__WHAT THE TASK REQUIRES__
Identify each line containing the word "Retirement" and copy it.

Dataset entries on figures
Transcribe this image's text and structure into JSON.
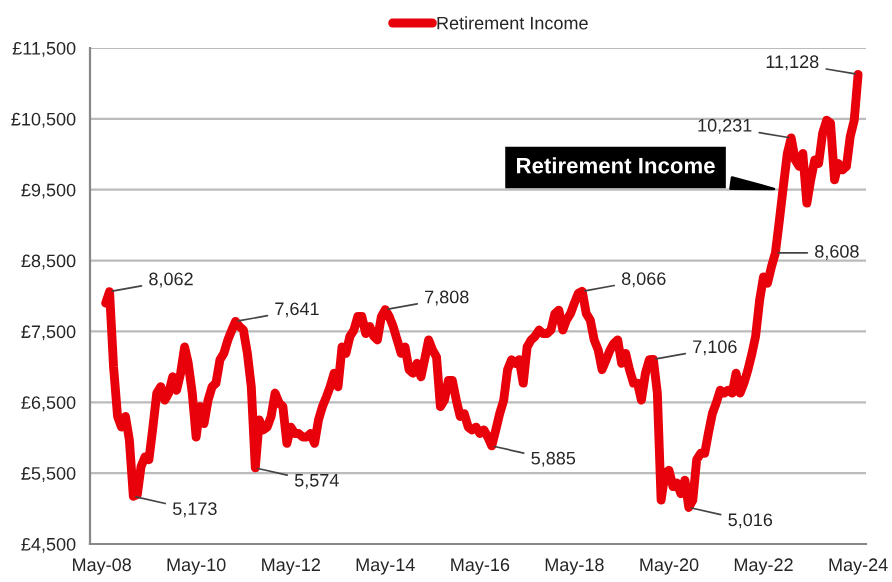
{
  "chart_data": {
    "type": "line",
    "x": [
      "2008-06",
      "2008-07",
      "2008-08",
      "2008-09",
      "2008-10",
      "2008-11",
      "2008-12",
      "2009-01",
      "2009-02",
      "2009-03",
      "2009-04",
      "2009-05",
      "2009-06",
      "2009-07",
      "2009-08",
      "2009-09",
      "2009-10",
      "2009-11",
      "2009-12",
      "2010-01",
      "2010-02",
      "2010-03",
      "2010-04",
      "2010-05",
      "2010-06",
      "2010-07",
      "2010-08",
      "2010-09",
      "2010-10",
      "2010-11",
      "2010-12",
      "2011-01",
      "2011-02",
      "2011-03",
      "2011-04",
      "2011-05",
      "2011-06",
      "2011-07",
      "2011-08",
      "2011-09",
      "2011-10",
      "2011-11",
      "2011-12",
      "2012-01",
      "2012-02",
      "2012-03",
      "2012-04",
      "2012-05",
      "2012-06",
      "2012-07",
      "2012-08",
      "2012-09",
      "2012-10",
      "2012-11",
      "2012-12",
      "2013-01",
      "2013-02",
      "2013-03",
      "2013-04",
      "2013-05",
      "2013-06",
      "2013-07",
      "2013-08",
      "2013-09",
      "2013-10",
      "2013-11",
      "2013-12",
      "2014-01",
      "2014-02",
      "2014-03",
      "2014-04",
      "2014-05",
      "2014-06",
      "2014-07",
      "2014-08",
      "2014-09",
      "2014-10",
      "2014-11",
      "2014-12",
      "2015-01",
      "2015-02",
      "2015-03",
      "2015-04",
      "2015-05",
      "2015-06",
      "2015-07",
      "2015-08",
      "2015-09",
      "2015-10",
      "2015-11",
      "2015-12",
      "2016-01",
      "2016-02",
      "2016-03",
      "2016-04",
      "2016-05",
      "2016-06",
      "2016-07",
      "2016-08",
      "2016-09",
      "2016-10",
      "2016-11",
      "2016-12",
      "2017-01",
      "2017-02",
      "2017-03",
      "2017-04",
      "2017-05",
      "2017-06",
      "2017-07",
      "2017-08",
      "2017-09",
      "2017-10",
      "2017-11",
      "2017-12",
      "2018-01",
      "2018-02",
      "2018-03",
      "2018-04",
      "2018-05",
      "2018-06",
      "2018-07",
      "2018-08",
      "2018-09",
      "2018-10",
      "2018-11",
      "2018-12",
      "2019-01",
      "2019-02",
      "2019-03",
      "2019-04",
      "2019-05",
      "2019-06",
      "2019-07",
      "2019-08",
      "2019-09",
      "2019-10",
      "2019-11",
      "2019-12",
      "2020-01",
      "2020-02",
      "2020-03",
      "2020-04",
      "2020-05",
      "2020-06",
      "2020-07",
      "2020-08",
      "2020-09",
      "2020-10",
      "2020-11",
      "2020-12",
      "2021-01",
      "2021-02",
      "2021-03",
      "2021-04",
      "2021-05",
      "2021-06",
      "2021-07",
      "2021-08",
      "2021-09",
      "2021-10",
      "2021-11",
      "2021-12",
      "2022-01",
      "2022-02",
      "2022-03",
      "2022-04",
      "2022-05",
      "2022-06",
      "2022-07",
      "2022-08",
      "2022-09",
      "2022-10",
      "2022-11",
      "2022-12",
      "2023-01",
      "2023-02",
      "2023-03",
      "2023-04",
      "2023-05",
      "2023-06",
      "2023-07",
      "2023-08",
      "2023-09",
      "2023-10",
      "2023-11",
      "2023-12",
      "2024-01",
      "2024-02",
      "2024-03",
      "2024-04",
      "2024-05"
    ],
    "series": [
      {
        "name": "Retirement Income",
        "color": "#e8000b",
        "values": [
          7900,
          8062,
          7000,
          6300,
          6150,
          6300,
          5970,
          5173,
          5200,
          5590,
          5730,
          5690,
          6150,
          6630,
          6720,
          6530,
          6630,
          6860,
          6670,
          6910,
          7280,
          7050,
          6630,
          6010,
          6440,
          6200,
          6530,
          6720,
          6770,
          7100,
          7190,
          7380,
          7520,
          7641,
          7570,
          7520,
          7190,
          6720,
          5574,
          6250,
          6110,
          6150,
          6300,
          6630,
          6490,
          6440,
          5920,
          6150,
          6060,
          6060,
          6010,
          6010,
          6060,
          5920,
          6250,
          6440,
          6580,
          6720,
          6910,
          6720,
          7280,
          7190,
          7430,
          7520,
          7710,
          7710,
          7470,
          7570,
          7430,
          7380,
          7710,
          7808,
          7710,
          7570,
          7380,
          7190,
          7280,
          6960,
          6910,
          7050,
          6860,
          7100,
          7380,
          7240,
          7140,
          6440,
          6530,
          6810,
          6810,
          6530,
          6300,
          6340,
          6150,
          6110,
          6150,
          6060,
          6110,
          6010,
          5885,
          6110,
          6340,
          6530,
          6960,
          7100,
          7050,
          7100,
          6770,
          7280,
          7380,
          7430,
          7520,
          7470,
          7470,
          7520,
          7750,
          7800,
          7520,
          7660,
          7750,
          7900,
          8040,
          8066,
          7750,
          7660,
          7380,
          7240,
          6960,
          7100,
          7240,
          7330,
          7380,
          7050,
          7190,
          6960,
          6770,
          6770,
          6530,
          6910,
          7100,
          7106,
          6630,
          5120,
          5500,
          5540,
          5310,
          5360,
          5210,
          5400,
          5016,
          5120,
          5690,
          5780,
          5780,
          6060,
          6340,
          6490,
          6670,
          6630,
          6670,
          6630,
          6910,
          6630,
          6770,
          6960,
          7190,
          7430,
          7940,
          8270,
          8180,
          8410,
          8608,
          9070,
          9540,
          10010,
          10231,
          9920,
          9830,
          10010,
          9310,
          9640,
          9920,
          9870,
          10300,
          10480,
          10440,
          9640,
          9870,
          9780,
          9830,
          10250,
          10480,
          11128
        ]
      }
    ],
    "xlim": [
      "2008-02",
      "2024-07"
    ],
    "xticks": [
      {
        "value": "2008-05",
        "label": "May-08"
      },
      {
        "value": "2010-05",
        "label": "May-10"
      },
      {
        "value": "2012-05",
        "label": "May-12"
      },
      {
        "value": "2014-05",
        "label": "May-14"
      },
      {
        "value": "2016-05",
        "label": "May-16"
      },
      {
        "value": "2018-05",
        "label": "May-18"
      },
      {
        "value": "2020-05",
        "label": "May-20"
      },
      {
        "value": "2022-05",
        "label": "May-22"
      },
      {
        "value": "2024-05",
        "label": "May-24"
      }
    ],
    "ylim": [
      4500,
      11500
    ],
    "yticks": [
      {
        "value": 4500,
        "label": "£4,500"
      },
      {
        "value": 5500,
        "label": "£5,500"
      },
      {
        "value": 6500,
        "label": "£6,500"
      },
      {
        "value": 7500,
        "label": "£7,500"
      },
      {
        "value": 8500,
        "label": "£8,500"
      },
      {
        "value": 9500,
        "label": "£9,500"
      },
      {
        "value": 10500,
        "label": "£10,500"
      },
      {
        "value": 11500,
        "label": "£11,500"
      }
    ],
    "annotations": [
      {
        "text": "8,062",
        "x": "2008-07",
        "y": 8062
      },
      {
        "text": "5,173",
        "x": "2009-01",
        "y": 5173
      },
      {
        "text": "7,641",
        "x": "2011-03",
        "y": 7641
      },
      {
        "text": "5,574",
        "x": "2011-08",
        "y": 5574
      },
      {
        "text": "7,808",
        "x": "2014-05",
        "y": 7808
      },
      {
        "text": "5,885",
        "x": "2016-08",
        "y": 5885
      },
      {
        "text": "8,066",
        "x": "2018-07",
        "y": 8066
      },
      {
        "text": "7,106",
        "x": "2020-01",
        "y": 7106
      },
      {
        "text": "5,016",
        "x": "2020-10",
        "y": 5016
      },
      {
        "text": "8,608",
        "x": "2022-08",
        "y": 8608
      },
      {
        "text": "10,231",
        "x": "2022-12",
        "y": 10231
      },
      {
        "text": "11,128",
        "x": "2024-05",
        "y": 11128
      },
      {
        "text": "Retirement Income",
        "x": "2022-09",
        "y": 9500
      }
    ],
    "grid": "y",
    "legend": "top",
    "marker": "none",
    "line_style": "solid"
  }
}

__COMPLETE OUTPUT__
        "name": "Retirement Income",
        "text": "Retirement Income",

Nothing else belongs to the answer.